■ **Set problem**: List every line below containing "Date".

■ **Stored data**:
** begin **

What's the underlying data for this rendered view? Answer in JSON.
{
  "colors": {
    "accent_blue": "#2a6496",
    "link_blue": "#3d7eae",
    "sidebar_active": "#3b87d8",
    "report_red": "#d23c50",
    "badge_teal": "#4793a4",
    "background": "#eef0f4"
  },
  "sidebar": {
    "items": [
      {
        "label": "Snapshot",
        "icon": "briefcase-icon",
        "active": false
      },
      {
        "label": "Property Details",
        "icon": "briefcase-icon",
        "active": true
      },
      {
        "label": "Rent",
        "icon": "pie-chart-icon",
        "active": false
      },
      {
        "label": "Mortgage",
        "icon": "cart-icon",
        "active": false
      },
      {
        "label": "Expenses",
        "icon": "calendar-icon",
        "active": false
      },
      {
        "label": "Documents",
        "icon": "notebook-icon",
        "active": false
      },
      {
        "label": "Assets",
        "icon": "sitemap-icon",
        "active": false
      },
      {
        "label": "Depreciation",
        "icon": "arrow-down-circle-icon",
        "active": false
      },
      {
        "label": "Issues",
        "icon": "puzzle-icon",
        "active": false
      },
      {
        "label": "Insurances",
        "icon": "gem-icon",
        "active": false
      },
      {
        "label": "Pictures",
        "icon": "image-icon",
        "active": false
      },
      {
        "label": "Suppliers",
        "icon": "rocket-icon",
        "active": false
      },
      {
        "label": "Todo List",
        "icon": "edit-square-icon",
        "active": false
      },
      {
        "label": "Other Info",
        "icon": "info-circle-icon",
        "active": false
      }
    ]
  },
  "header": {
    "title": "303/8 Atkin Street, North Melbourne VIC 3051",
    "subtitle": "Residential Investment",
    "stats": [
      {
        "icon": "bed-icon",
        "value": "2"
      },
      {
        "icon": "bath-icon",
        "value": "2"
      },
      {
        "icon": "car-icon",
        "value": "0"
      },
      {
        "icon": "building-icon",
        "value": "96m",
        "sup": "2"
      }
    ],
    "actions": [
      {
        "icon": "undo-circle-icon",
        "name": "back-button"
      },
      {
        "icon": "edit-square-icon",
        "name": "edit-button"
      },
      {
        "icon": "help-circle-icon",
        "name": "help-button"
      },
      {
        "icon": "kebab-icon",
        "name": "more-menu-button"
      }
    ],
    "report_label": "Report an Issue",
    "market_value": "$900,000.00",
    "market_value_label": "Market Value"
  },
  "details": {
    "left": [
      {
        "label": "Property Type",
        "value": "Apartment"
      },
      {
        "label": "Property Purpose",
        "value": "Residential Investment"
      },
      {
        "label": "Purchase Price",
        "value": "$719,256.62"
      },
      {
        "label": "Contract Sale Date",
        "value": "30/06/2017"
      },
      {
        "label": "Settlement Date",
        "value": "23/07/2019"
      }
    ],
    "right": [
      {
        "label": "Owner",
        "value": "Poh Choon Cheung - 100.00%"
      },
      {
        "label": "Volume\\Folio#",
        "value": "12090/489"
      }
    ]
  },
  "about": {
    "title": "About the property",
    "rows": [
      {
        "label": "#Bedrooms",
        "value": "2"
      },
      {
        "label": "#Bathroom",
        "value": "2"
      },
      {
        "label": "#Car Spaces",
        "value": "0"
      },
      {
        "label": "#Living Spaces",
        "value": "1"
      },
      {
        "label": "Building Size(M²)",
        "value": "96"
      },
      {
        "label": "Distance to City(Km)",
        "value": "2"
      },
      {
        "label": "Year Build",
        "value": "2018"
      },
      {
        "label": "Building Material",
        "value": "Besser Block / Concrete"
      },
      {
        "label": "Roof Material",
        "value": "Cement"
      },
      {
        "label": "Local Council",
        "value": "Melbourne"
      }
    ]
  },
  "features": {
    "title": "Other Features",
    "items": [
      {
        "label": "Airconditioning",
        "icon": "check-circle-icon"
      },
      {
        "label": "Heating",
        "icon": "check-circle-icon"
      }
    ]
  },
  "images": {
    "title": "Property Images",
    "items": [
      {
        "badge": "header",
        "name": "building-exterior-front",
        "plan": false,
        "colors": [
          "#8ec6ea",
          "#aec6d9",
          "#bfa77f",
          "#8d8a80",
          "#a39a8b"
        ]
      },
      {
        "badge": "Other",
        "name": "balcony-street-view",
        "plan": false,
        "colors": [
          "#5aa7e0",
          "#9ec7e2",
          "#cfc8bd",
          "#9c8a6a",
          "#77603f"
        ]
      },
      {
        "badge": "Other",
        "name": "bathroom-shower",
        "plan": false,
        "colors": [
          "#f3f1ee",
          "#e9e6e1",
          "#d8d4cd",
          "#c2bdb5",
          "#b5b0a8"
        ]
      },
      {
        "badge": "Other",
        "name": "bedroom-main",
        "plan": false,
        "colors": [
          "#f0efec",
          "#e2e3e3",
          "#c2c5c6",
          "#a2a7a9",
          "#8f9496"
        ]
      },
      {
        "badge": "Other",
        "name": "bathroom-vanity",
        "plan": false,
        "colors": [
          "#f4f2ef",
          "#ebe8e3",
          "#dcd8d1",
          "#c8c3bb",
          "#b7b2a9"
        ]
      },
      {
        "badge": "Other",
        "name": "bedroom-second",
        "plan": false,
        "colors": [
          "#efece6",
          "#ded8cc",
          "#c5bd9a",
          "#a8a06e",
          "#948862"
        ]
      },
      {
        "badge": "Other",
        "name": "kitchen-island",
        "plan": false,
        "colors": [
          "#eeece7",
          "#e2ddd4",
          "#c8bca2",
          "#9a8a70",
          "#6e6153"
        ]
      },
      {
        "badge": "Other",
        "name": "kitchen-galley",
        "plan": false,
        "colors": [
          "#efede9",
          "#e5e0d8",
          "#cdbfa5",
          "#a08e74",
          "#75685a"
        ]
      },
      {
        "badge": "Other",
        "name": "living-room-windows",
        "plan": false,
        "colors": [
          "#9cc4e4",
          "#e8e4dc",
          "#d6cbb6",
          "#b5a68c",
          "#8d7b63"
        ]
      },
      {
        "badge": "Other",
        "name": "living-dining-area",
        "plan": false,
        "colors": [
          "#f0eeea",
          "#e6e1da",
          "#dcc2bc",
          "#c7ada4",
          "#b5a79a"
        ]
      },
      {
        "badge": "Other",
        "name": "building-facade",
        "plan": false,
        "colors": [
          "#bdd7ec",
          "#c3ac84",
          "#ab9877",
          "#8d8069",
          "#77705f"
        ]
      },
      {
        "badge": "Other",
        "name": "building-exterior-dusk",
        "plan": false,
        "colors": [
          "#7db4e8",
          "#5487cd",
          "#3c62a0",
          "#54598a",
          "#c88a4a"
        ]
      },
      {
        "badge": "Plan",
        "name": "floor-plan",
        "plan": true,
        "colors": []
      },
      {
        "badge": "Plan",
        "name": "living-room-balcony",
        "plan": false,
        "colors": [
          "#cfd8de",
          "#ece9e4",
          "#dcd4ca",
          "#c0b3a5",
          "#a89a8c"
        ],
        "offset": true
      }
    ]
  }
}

** end **

■ **Response for this exercise**:
        "label": "Contract Sale Date",
        "label": "Settlement Date",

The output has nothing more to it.